>> START DATASET

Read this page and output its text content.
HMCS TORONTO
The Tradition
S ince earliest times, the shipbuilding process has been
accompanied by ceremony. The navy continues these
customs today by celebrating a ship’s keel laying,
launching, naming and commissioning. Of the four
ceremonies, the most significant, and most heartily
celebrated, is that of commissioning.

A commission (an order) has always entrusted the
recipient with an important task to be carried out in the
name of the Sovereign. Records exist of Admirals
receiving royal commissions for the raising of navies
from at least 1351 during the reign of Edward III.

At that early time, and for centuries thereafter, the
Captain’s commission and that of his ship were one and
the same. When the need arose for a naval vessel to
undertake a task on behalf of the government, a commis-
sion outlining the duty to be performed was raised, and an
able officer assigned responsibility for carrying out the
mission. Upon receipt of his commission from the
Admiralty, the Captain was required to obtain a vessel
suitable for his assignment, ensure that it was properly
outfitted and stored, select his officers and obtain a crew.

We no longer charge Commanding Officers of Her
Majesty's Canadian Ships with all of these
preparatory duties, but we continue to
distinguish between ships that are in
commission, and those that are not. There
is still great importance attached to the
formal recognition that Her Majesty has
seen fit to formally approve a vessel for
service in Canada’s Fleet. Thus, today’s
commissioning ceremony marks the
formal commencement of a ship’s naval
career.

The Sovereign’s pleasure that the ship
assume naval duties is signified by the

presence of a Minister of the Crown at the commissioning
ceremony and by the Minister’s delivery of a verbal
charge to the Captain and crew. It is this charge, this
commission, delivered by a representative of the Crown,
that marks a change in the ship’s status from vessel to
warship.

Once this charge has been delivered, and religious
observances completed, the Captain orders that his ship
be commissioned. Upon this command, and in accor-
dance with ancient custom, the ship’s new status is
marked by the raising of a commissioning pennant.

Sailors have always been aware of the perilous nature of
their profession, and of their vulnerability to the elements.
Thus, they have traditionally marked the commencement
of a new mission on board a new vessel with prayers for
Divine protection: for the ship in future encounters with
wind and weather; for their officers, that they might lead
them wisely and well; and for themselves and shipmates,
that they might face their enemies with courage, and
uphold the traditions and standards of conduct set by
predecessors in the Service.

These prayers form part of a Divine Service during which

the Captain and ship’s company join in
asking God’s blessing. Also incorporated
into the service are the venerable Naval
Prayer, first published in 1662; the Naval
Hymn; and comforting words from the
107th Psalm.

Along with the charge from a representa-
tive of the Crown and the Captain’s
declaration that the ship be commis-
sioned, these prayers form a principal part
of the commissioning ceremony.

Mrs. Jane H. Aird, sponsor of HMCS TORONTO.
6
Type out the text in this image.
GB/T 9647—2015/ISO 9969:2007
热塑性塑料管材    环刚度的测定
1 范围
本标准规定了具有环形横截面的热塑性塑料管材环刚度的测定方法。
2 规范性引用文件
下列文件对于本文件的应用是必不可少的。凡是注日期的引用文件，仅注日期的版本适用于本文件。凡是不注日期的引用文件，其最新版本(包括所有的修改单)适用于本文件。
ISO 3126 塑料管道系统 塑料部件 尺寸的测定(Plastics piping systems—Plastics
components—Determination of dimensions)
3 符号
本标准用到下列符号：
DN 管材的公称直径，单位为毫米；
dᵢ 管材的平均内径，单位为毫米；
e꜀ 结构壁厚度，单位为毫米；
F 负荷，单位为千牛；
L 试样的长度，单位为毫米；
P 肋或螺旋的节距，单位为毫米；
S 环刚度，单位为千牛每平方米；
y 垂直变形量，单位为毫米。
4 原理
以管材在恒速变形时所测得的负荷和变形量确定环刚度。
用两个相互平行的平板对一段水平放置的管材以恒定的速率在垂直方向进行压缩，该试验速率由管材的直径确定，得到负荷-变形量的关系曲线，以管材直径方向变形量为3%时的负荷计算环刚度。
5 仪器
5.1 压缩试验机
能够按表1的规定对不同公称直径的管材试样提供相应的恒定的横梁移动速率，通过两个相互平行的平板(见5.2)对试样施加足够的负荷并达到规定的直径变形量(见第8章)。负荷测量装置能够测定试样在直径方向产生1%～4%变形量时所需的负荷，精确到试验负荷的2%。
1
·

>> END DATASET

■ STATED EXERCISE
Reproduce the material above, every line of it, exactly.

■ SOLVED PROBLEM
Read this page and output its text content.
HMCS TORONTO
The Tradition
S ince earliest times, the shipbuilding process has been
accompanied by ceremony. The navy continues these
customs today by celebrating a ship’s keel laying,
launching, naming and commissioning. Of the four
ceremonies, the most significant, and most heartily
celebrated, is that of commissioning.

A commission (an order) has always entrusted the
recipient with an important task to be carried out in the
name of the Sovereign. Records exist of Admirals
receiving royal commissions for the raising of navies
from at least 1351 during the reign of Edward III.

At that early time, and for centuries thereafter, the
Captain’s commission and that of his ship were one and
the same. When the need arose for a naval vessel to
undertake a task on behalf of the government, a commis-
sion outlining the duty to be performed was raised, and an
able officer assigned responsibility for carrying out the
mission. Upon receipt of his commission from the
Admiralty, the Captain was required to obtain a vessel
suitable for his assignment, ensure that it was properly
outfitted and stored, select his officers and obtain a crew.

We no longer charge Commanding Officers of Her
Majesty's Canadian Ships with all of these
preparatory duties, but we continue to
distinguish between ships that are in
commission, and those that are not. There
is still great importance attached to the
formal recognition that Her Majesty has
seen fit to formally approve a vessel for
service in Canada’s Fleet. Thus, today’s
commissioning ceremony marks the
formal commencement of a ship’s naval
career.

The Sovereign’s pleasure that the ship
assume naval duties is signified by the

presence of a Minister of the Crown at the commissioning
ceremony and by the Minister’s delivery of a verbal
charge to the Captain and crew. It is this charge, this
commission, delivered by a representative of the Crown,
that marks a change in the ship’s status from vessel to
warship.

Once this charge has been delivered, and religious
observances completed, the Captain orders that his ship
be commissioned. Upon this command, and in accor-
dance with ancient custom, the ship’s new status is
marked by the raising of a commissioning pennant.

Sailors have always been aware of the perilous nature of
their profession, and of their vulnerability to the elements.
Thus, they have traditionally marked the commencement
of a new mission on board a new vessel with prayers for
Divine protection: for the ship in future encounters with
wind and weather; for their officers, that they might lead
them wisely and well; and for themselves and shipmates,
that they might face their enemies with courage, and
uphold the traditions and standards of conduct set by
predecessors in the Service.

These prayers form part of a Divine Service during which

the Captain and ship’s company join in
asking God’s blessing. Also incorporated
into the service are the venerable Naval
Prayer, first published in 1662; the Naval
Hymn; and comforting words from the
107th Psalm.

Along with the charge from a representa-
tive of the Crown and the Captain’s
declaration that the ship be commis-
sioned, these prayers form a principal part
of the commissioning ceremony.

Mrs. Jane H. Aird, sponsor of HMCS TORONTO.
6
Type out the text in this image.
GB/T 9647—2015/ISO 9969:2007
热塑性塑料管材    环刚度的测定
1 范围
本标准规定了具有环形横截面的热塑性塑料管材环刚度的测定方法。
2 规范性引用文件
下列文件对于本文件的应用是必不可少的。凡是注日期的引用文件，仅注日期的版本适用于本文件。凡是不注日期的引用文件，其最新版本(包括所有的修改单)适用于本文件。
ISO 3126 塑料管道系统 塑料部件 尺寸的测定(Plastics piping systems—Plastics
components—Determination of dimensions)
3 符号
本标准用到下列符号：
DN 管材的公称直径，单位为毫米；
dᵢ 管材的平均内径，单位为毫米；
e꜀ 结构壁厚度，单位为毫米；
F 负荷，单位为千牛；
L 试样的长度，单位为毫米；
P 肋或螺旋的节距，单位为毫米；
S 环刚度，单位为千牛每平方米；
y 垂直变形量，单位为毫米。
4 原理
以管材在恒速变形时所测得的负荷和变形量确定环刚度。
用两个相互平行的平板对一段水平放置的管材以恒定的速率在垂直方向进行压缩，该试验速率由管材的直径确定，得到负荷-变形量的关系曲线，以管材直径方向变形量为3%时的负荷计算环刚度。
5 仪器
5.1 压缩试验机
能够按表1的规定对不同公称直径的管材试样提供相应的恒定的横梁移动速率，通过两个相互平行的平板(见5.2)对试样施加足够的负荷并达到规定的直径变形量(见第8章)。负荷测量装置能够测定试样在直径方向产生1%～4%变形量时所需的负荷，精确到试验负荷的2%。
1
·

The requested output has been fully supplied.